In the material below, list every line carrying the string "true".

* START Data for this exercise *

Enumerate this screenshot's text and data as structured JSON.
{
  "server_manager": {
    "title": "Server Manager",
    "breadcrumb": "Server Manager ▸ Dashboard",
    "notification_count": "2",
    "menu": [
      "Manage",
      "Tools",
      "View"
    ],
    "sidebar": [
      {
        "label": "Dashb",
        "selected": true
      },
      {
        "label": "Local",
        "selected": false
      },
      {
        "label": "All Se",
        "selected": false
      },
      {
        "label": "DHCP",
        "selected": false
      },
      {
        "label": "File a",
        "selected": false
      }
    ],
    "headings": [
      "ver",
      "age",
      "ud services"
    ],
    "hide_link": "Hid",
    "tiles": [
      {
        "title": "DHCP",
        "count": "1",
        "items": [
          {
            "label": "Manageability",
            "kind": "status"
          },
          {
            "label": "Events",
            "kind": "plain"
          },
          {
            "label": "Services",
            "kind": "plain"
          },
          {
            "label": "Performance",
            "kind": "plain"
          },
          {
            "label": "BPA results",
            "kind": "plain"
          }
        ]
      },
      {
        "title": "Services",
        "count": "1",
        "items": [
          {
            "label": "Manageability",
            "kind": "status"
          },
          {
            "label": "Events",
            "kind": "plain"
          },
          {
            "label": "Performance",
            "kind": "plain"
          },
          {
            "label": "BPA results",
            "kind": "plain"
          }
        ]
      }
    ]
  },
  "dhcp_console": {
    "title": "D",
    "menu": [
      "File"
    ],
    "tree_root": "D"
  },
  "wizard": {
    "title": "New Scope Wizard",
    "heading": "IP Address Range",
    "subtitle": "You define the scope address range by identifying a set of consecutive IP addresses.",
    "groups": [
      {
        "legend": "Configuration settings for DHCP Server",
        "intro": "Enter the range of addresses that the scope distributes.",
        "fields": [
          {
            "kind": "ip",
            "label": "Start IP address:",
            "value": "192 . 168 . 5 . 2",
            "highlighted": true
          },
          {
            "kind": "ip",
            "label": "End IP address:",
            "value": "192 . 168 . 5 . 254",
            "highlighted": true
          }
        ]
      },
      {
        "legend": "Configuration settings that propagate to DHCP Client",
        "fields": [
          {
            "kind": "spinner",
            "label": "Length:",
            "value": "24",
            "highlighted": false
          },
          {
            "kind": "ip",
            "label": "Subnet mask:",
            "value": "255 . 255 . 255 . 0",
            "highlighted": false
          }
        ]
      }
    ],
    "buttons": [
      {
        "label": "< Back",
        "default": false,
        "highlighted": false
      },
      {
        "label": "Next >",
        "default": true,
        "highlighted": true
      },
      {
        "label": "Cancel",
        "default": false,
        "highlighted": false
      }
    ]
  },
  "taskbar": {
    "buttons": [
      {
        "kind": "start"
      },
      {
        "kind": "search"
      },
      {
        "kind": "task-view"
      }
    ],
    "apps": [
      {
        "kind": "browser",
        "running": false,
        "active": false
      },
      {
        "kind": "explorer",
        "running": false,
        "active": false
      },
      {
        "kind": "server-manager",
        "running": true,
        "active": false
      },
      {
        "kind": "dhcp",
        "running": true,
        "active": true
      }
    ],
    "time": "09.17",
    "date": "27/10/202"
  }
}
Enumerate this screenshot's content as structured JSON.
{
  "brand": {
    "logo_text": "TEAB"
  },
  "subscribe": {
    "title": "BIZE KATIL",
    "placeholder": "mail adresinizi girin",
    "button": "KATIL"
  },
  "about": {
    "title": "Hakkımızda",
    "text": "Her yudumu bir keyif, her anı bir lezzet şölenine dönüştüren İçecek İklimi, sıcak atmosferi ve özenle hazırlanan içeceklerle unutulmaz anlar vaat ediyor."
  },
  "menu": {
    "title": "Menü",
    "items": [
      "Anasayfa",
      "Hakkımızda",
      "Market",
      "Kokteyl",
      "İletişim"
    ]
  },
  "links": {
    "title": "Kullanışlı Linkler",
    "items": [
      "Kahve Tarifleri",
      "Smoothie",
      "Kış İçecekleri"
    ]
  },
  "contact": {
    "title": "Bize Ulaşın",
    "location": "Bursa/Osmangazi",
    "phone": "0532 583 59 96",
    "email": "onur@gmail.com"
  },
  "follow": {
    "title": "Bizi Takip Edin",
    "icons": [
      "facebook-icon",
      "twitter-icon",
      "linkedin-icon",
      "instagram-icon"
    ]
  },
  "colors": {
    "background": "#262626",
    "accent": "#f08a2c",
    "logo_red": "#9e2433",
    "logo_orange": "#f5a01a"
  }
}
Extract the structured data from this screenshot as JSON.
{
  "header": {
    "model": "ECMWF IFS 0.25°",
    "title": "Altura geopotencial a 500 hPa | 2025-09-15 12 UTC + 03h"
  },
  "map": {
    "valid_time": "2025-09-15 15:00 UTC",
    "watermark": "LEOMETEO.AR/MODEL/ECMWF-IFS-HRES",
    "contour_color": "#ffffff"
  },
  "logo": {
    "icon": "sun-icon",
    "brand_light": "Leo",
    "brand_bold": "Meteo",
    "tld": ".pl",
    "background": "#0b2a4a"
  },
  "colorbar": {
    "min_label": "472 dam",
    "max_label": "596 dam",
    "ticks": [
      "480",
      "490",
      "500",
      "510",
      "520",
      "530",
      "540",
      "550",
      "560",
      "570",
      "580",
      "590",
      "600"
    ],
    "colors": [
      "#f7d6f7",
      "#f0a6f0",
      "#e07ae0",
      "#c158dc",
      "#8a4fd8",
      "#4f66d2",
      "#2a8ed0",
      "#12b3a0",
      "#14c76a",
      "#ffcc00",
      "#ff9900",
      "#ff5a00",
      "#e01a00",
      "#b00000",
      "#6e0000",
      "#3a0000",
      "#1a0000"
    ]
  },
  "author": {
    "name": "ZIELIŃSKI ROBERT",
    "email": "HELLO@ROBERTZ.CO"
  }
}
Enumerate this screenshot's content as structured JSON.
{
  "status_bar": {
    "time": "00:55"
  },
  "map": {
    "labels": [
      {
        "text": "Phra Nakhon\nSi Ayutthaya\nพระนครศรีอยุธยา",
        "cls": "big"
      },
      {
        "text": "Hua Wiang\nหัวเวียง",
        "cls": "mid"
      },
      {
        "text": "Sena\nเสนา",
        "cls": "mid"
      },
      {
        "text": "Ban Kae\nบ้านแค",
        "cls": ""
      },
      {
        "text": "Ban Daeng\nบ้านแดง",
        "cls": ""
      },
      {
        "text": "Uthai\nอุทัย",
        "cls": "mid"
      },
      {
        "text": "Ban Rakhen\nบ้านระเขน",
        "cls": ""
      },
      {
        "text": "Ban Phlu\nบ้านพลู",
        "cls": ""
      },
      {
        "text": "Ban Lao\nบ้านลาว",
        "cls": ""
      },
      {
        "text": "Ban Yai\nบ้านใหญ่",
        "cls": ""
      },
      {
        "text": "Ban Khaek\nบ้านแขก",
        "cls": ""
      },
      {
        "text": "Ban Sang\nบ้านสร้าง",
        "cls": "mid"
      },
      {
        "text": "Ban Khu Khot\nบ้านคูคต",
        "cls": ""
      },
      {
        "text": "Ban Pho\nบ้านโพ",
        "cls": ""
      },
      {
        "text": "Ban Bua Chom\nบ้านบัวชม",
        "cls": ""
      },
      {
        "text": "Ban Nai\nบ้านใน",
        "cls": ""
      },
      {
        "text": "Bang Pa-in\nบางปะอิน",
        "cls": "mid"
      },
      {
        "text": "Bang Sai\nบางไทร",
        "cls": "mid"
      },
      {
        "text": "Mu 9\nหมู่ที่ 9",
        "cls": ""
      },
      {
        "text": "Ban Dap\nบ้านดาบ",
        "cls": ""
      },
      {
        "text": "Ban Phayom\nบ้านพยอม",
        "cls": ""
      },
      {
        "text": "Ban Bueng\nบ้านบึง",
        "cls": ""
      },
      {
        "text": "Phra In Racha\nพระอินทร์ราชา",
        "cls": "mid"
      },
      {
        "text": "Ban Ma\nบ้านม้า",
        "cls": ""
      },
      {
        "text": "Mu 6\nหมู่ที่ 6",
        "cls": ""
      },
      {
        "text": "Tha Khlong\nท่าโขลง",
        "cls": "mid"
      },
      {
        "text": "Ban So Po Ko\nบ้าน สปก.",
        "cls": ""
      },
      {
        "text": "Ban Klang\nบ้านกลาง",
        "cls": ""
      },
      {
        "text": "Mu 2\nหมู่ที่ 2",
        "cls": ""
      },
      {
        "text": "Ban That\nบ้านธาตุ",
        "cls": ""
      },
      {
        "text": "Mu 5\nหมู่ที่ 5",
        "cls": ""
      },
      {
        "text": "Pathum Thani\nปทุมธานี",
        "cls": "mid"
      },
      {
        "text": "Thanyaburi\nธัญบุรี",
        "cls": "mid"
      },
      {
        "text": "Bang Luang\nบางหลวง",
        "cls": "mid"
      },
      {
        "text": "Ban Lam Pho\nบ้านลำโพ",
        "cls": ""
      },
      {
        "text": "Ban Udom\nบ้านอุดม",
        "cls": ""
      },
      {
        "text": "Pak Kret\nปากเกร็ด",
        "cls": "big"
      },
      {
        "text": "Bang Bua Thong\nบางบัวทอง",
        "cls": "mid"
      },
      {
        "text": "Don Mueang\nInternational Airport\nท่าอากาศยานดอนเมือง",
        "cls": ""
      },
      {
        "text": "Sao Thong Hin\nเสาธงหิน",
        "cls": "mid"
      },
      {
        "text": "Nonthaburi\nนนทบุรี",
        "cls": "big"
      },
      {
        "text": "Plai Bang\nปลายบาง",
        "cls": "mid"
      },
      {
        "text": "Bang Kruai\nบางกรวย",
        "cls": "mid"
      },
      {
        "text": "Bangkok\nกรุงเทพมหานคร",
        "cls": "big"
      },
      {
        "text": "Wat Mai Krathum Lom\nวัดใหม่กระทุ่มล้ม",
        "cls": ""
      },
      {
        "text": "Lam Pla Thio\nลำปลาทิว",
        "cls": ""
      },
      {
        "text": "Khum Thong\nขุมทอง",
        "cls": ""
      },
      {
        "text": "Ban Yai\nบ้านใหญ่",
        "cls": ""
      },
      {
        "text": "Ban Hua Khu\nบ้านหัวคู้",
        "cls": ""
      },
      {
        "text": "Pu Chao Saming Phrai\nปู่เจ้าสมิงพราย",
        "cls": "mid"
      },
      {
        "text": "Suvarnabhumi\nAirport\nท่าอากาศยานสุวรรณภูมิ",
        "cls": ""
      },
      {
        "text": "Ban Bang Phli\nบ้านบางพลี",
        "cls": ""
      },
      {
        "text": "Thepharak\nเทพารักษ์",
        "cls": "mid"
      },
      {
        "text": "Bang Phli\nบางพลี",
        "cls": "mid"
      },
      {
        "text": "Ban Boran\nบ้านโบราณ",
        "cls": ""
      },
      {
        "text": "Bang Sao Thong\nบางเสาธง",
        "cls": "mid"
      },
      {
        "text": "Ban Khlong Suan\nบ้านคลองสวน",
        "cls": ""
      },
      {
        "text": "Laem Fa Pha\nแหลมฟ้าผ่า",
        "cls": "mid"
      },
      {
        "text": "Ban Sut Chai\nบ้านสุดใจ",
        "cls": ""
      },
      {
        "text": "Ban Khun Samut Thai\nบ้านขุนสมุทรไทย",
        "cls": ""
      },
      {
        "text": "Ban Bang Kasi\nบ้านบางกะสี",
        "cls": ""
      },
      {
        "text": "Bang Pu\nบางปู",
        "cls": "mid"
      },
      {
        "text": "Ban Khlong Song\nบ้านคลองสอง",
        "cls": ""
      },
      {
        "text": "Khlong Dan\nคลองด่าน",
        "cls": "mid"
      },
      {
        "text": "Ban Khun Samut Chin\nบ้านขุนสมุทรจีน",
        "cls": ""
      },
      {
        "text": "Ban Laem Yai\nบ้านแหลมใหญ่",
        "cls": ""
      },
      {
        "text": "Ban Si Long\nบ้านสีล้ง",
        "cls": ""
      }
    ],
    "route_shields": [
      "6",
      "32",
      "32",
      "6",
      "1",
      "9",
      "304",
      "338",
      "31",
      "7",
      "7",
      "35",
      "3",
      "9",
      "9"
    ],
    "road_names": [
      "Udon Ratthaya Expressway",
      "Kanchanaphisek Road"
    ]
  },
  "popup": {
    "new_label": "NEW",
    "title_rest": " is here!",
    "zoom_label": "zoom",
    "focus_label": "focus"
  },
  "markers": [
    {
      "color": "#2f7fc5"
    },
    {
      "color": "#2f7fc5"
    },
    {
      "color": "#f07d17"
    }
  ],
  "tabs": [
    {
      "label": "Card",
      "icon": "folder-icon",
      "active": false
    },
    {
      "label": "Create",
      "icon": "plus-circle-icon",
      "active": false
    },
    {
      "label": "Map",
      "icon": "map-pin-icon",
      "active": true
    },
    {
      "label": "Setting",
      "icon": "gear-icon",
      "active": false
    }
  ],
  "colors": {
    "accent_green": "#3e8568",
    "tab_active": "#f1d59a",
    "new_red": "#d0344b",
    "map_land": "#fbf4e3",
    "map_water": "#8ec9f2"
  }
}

* END Data for this exercise *

Written reply =
        "selected": true
            "highlighted": true
            "highlighted": true
        "default": true,
        "highlighted": true
        "running": true,
        "running": true,
        "active": true
      "active": true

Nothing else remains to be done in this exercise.